Yusuf Wibisono, Direktur IDEAS (Kanan) dalam diskusi publik IDEASTalk di Jakarta, Kamis (04/08/2022). Foto: IDEAS |
JAKARTA -
Lembaga Riset Institute For Demographic and Poverty Studies (IDEAS)
menilai upaya RUU P2SK (Pengembangan dan Penguatan Sektor Keuangan) yang
menghapus kewajiban spin off pada 2023 merupakan kebijakan yang
kontraproduktif dan langkah mundur dalam pengembangan perbankan syariah
nasional.
Di dalam RUU tersebut spin off tidak memiliki batas
waktu dan karenanya menjadi BUS (Bank Umum Syariah) tidak lagi menjadi
keharusan sepanjang aset UUS tidak mencapai 50 persen dari induk
BUK-nya.
“kebijakan kewajiban spin off pada 2023 sejak
diundangkan pada Juli 2008, terbukti berhasil mengakselerasi pertumbuhan
industri perbankan syariah nasional,” kata Yusuf Wibisono, Direktur
IDEAS dalam diskusi publik IDEASTalk di Jakarta, Kamis (04/08/2022).

· · · · ·

## LATIHAN SINGKAT A:
Tuliskan bagian teks tentang RUU P2SK, mulai dari "Yusuf Wibisono, Direktur IDEAS" dan terus sampai "Poverty Studies (IDEAS)".
## LATIHAN SINGKAT B:
Menurut teks tentang RUU P2SK, kapan kebijakan kewajiban spin off diundangkan?

## BARIS DATA:
· · · · ·

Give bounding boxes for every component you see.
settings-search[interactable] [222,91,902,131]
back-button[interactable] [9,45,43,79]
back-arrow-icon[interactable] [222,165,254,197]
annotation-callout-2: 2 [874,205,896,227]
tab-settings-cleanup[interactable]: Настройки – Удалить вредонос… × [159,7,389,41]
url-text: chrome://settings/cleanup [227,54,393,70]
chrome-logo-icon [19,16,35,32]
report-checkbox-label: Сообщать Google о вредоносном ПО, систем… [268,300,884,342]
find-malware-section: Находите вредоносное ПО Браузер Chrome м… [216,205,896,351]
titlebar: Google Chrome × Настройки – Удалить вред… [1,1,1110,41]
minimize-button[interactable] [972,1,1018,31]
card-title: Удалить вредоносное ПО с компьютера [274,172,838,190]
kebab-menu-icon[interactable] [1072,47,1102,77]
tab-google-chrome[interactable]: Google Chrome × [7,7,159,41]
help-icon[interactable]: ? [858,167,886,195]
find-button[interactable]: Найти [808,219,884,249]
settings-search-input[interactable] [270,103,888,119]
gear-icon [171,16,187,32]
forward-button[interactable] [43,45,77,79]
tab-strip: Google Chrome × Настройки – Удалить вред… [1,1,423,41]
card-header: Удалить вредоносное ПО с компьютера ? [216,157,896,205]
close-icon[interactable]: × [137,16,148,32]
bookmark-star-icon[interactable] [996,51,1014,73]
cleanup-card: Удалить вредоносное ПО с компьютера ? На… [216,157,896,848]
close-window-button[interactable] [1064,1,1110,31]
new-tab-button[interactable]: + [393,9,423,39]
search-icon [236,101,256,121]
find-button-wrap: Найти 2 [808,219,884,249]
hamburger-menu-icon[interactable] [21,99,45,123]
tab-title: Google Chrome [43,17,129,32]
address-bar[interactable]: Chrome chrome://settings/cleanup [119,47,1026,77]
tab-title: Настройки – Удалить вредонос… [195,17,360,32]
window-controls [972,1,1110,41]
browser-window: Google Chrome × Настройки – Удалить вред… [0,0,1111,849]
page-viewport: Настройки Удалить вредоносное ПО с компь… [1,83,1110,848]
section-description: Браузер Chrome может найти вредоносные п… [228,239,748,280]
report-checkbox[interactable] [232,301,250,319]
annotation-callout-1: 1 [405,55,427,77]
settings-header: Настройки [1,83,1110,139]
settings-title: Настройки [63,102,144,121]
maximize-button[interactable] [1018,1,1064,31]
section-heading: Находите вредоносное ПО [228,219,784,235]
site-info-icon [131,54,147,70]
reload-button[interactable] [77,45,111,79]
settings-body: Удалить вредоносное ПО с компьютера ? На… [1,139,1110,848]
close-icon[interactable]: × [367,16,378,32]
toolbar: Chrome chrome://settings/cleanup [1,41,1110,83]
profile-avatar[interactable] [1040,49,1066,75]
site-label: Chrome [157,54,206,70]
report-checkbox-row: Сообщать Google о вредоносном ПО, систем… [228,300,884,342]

· · · · ·

## HASIL A:
Yusuf Wibisono, Direktur IDEAS (Kanan) dalam diskusi publik IDEASTalk di Jakarta, Kamis (04/08/2022). Foto: IDEAS |
JAKARTA -
Lembaga Riset Institute For Demographic and Poverty Studies (IDEAS)

## HASIL B:
Juli 2008.